# WORK TO DO:
Write out, precisely and in full, each line of the material.

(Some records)

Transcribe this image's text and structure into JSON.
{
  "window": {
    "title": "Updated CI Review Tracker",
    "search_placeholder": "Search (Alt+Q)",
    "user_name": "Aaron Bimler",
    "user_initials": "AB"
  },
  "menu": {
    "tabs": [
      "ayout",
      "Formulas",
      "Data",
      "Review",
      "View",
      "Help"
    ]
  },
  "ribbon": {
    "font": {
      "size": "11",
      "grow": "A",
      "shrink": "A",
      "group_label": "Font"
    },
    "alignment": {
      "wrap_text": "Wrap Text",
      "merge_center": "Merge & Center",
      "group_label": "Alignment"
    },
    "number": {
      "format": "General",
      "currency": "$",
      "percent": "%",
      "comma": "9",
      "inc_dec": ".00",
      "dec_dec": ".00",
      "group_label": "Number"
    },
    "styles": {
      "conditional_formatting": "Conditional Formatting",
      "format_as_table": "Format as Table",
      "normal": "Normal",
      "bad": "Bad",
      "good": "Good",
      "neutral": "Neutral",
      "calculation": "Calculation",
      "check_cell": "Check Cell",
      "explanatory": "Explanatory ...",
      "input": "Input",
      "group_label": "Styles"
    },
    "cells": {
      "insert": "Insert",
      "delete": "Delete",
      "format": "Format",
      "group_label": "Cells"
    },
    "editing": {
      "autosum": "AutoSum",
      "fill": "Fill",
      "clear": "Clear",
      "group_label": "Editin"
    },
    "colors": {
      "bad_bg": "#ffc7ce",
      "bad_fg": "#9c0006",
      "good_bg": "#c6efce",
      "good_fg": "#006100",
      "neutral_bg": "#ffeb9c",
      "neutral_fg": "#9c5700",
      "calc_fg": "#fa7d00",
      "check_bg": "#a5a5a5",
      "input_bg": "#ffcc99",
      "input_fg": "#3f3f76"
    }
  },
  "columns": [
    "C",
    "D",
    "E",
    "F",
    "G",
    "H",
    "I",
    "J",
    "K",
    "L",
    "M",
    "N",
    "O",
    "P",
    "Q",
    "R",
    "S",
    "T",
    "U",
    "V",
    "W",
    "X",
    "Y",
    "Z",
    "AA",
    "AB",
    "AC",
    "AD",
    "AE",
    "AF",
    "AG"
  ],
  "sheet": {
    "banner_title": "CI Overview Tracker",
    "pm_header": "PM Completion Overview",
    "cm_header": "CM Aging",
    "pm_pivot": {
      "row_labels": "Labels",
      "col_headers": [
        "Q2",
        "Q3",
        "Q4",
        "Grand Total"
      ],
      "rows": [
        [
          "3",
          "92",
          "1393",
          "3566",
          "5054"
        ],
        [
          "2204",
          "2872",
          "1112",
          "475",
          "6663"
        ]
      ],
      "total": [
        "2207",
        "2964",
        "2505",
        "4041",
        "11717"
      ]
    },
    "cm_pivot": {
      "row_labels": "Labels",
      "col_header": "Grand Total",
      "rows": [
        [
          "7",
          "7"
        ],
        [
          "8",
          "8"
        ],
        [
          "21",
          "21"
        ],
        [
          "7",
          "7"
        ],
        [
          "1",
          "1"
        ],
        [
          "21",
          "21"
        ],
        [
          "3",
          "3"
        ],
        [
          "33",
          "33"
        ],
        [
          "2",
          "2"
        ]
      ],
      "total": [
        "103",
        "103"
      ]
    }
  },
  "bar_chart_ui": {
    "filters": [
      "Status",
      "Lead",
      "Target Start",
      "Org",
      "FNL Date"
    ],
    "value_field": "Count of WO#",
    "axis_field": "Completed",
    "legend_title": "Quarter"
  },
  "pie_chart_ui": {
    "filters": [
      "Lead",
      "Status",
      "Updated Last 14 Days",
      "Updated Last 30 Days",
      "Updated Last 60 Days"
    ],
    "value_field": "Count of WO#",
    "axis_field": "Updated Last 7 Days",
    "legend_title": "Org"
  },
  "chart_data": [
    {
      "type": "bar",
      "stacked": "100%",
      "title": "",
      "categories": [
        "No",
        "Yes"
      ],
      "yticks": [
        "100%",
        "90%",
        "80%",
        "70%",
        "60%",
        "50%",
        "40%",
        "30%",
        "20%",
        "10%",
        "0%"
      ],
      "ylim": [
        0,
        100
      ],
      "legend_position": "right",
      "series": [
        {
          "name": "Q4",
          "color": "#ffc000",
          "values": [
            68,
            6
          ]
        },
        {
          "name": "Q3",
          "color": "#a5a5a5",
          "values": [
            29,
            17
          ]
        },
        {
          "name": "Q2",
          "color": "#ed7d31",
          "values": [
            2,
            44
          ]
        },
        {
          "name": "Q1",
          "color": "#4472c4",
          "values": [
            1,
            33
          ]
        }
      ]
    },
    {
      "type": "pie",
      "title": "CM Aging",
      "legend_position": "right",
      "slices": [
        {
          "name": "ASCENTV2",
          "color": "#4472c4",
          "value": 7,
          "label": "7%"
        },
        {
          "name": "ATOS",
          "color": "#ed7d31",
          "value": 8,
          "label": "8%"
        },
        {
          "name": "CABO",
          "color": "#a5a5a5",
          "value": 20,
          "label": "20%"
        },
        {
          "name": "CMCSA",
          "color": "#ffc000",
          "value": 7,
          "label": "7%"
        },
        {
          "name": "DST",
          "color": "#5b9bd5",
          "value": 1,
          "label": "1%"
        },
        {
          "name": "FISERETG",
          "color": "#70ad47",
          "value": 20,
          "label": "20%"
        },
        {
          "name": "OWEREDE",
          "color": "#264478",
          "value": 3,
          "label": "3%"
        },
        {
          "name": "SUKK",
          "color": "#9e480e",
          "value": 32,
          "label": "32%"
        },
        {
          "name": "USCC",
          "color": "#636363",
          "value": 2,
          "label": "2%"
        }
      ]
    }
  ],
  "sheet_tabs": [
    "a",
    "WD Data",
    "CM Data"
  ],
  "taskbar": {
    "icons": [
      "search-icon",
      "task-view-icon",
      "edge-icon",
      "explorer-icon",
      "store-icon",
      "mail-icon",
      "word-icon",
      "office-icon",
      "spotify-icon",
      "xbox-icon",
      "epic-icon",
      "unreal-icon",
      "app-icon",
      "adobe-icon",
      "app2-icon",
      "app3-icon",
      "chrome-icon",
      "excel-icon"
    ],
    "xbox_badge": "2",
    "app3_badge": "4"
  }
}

# WRITTEN ANSWER:
Transcribe this image's text and structure into JSON.
{
  "window": {
    "title": "Updated CI Review Tracker",
    "search_placeholder": "Search (Alt+Q)",
    "user_name": "Aaron Bimler",
    "user_initials": "AB"
  },
  "menu": {
    "tabs": [
      "ayout",
      "Formulas",
      "Data",
      "Review",
      "View",
      "Help"
    ]
  },
  "ribbon": {
    "font": {
      "size": "11",
      "grow": "A",
      "shrink": "A",
      "group_label": "Font"
    },
    "alignment": {
      "wrap_text": "Wrap Text",
      "merge_center": "Merge & Center",
      "group_label": "Alignment"
    },
    "number": {
      "format": "General",
      "currency": "$",
      "percent": "%",
      "comma": "9",
      "inc_dec": ".00",
      "dec_dec": ".00",
      "group_label": "Number"
    },
    "styles": {
      "conditional_formatting": "Conditional Formatting",
      "format_as_table": "Format as Table",
      "normal": "Normal",
      "bad": "Bad",
      "good": "Good",
      "neutral": "Neutral",
      "calculation": "Calculation",
      "check_cell": "Check Cell",
      "explanatory": "Explanatory ...",
      "input": "Input",
      "group_label": "Styles"
    },
    "cells": {
      "insert": "Insert",
      "delete": "Delete",
      "format": "Format",
      "group_label": "Cells"
    },
    "editing": {
      "autosum": "AutoSum",
      "fill": "Fill",
      "clear": "Clear",
      "group_label": "Editin"
    },
    "colors": {
      "bad_bg": "#ffc7ce",
      "bad_fg": "#9c0006",
      "good_bg": "#c6efce",
      "good_fg": "#006100",
      "neutral_bg": "#ffeb9c",
      "neutral_fg": "#9c5700",
      "calc_fg": "#fa7d00",
      "check_bg": "#a5a5a5",
      "input_bg": "#ffcc99",
      "input_fg": "#3f3f76"
    }
  },
  "columns": [
    "C",
    "D",
    "E",
    "F",
    "G",
    "H",
    "I",
    "J",
    "K",
    "L",
    "M",
    "N",
    "O",
    "P",
    "Q",
    "R",
    "S",
    "T",
    "U",
    "V",
    "W",
    "X",
    "Y",
    "Z",
    "AA",
    "AB",
    "AC",
    "AD",
    "AE",
    "AF",
    "AG"
  ],
  "sheet": {
    "banner_title": "CI Overview Tracker",
    "pm_header": "PM Completion Overview",
    "cm_header": "CM Aging",
    "pm_pivot": {
      "row_labels": "Labels",
      "col_headers": [
        "Q2",
        "Q3",
        "Q4",
        "Grand Total"
      ],
      "rows": [
        [
          "3",
          "92",
          "1393",
          "3566",
          "5054"
        ],
        [
          "2204",
          "2872",
          "1112",
          "475",
          "6663"
        ]
      ],
      "total": [
        "2207",
        "2964",
        "2505",
        "4041",
        "11717"
      ]
    },
    "cm_pivot": {
      "row_labels": "Labels",
      "col_header": "Grand Total",
      "rows": [
        [
          "7",
          "7"
        ],
        [
          "8",
          "8"
        ],
        [
          "21",
          "21"
        ],
        [
          "7",
          "7"
        ],
        [
          "1",
          "1"
        ],
        [
          "21",
          "21"
        ],
        [
          "3",
          "3"
        ],
        [
          "33",
          "33"
        ],
        [
          "2",
          "2"
        ]
      ],
      "total": [
        "103",
        "103"
      ]
    }
  },
  "bar_chart_ui": {
    "filters": [
      "Status",
      "Lead",
      "Target Start",
      "Org",
      "FNL Date"
    ],
    "value_field": "Count of WO#",
    "axis_field": "Completed",
    "legend_title": "Quarter"
  },
  "pie_chart_ui": {
    "filters": [
      "Lead",
      "Status",
      "Updated Last 14 Days",
      "Updated Last 30 Days",
      "Updated Last 60 Days"
    ],
    "value_field": "Count of WO#",
    "axis_field": "Updated Last 7 Days",
    "legend_title": "Org"
  },
  "chart_data": [
    {
      "type": "bar",
      "stacked": "100%",
      "title": "",
      "categories": [
        "No",
        "Yes"
      ],
      "yticks": [
        "100%",
        "90%",
        "80%",
        "70%",
        "60%",
        "50%",
        "40%",
        "30%",
        "20%",
        "10%",
        "0%"
      ],
      "ylim": [
        0,
        100
      ],
      "legend_position": "right",
      "series": [
        {
          "name": "Q4",
          "color": "#ffc000",
          "values": [
            68,
            6
          ]
        },
        {
          "name": "Q3",
          "color": "#a5a5a5",
          "values": [
            29,
            17
          ]
        },
        {
          "name": "Q2",
          "color": "#ed7d31",
          "values": [
            2,
            44
          ]
        },
        {
          "name": "Q1",
          "color": "#4472c4",
          "values": [
            1,
            33
          ]
        }
      ]
    },
    {
      "type": "pie",
      "title": "CM Aging",
      "legend_position": "right",
      "slices": [
        {
          "name": "ASCENTV2",
          "color": "#4472c4",
          "value": 7,
          "label": "7%"
        },
        {
          "name": "ATOS",
          "color": "#ed7d31",
          "value": 8,
          "label": "8%"
        },
        {
          "name": "CABO",
          "color": "#a5a5a5",
          "value": 20,
          "label": "20%"
        },
        {
          "name": "CMCSA",
          "color": "#ffc000",
          "value": 7,
          "label": "7%"
        },
        {
          "name": "DST",
          "color": "#5b9bd5",
          "value": 1,
          "label": "1%"
        },
        {
          "name": "FISERETG",
          "color": "#70ad47",
          "value": 20,
          "label": "20%"
        },
        {
          "name": "OWEREDE",
          "color": "#264478",
          "value": 3,
          "label": "3%"
        },
        {
          "name": "SUKK",
          "color": "#9e480e",
          "value": 32,
          "label": "32%"
        },
        {
          "name": "USCC",
          "color": "#636363",
          "value": 2,
          "label": "2%"
        }
      ]
    }
  ],
  "sheet_tabs": [
    "a",
    "WD Data",
    "CM Data"
  ],
  "taskbar": {
    "icons": [
      "search-icon",
      "task-view-icon",
      "edge-icon",
      "explorer-icon",
      "store-icon",
      "mail-icon",
      "word-icon",
      "office-icon",
      "spotify-icon",
      "xbox-icon",
      "epic-icon",
      "unreal-icon",
      "app-icon",
      "adobe-icon",
      "app2-icon",
      "app3-icon",
      "chrome-icon",
      "excel-icon"
    ],
    "xbox_badge": "2",
    "app3_badge": "4"
  }
}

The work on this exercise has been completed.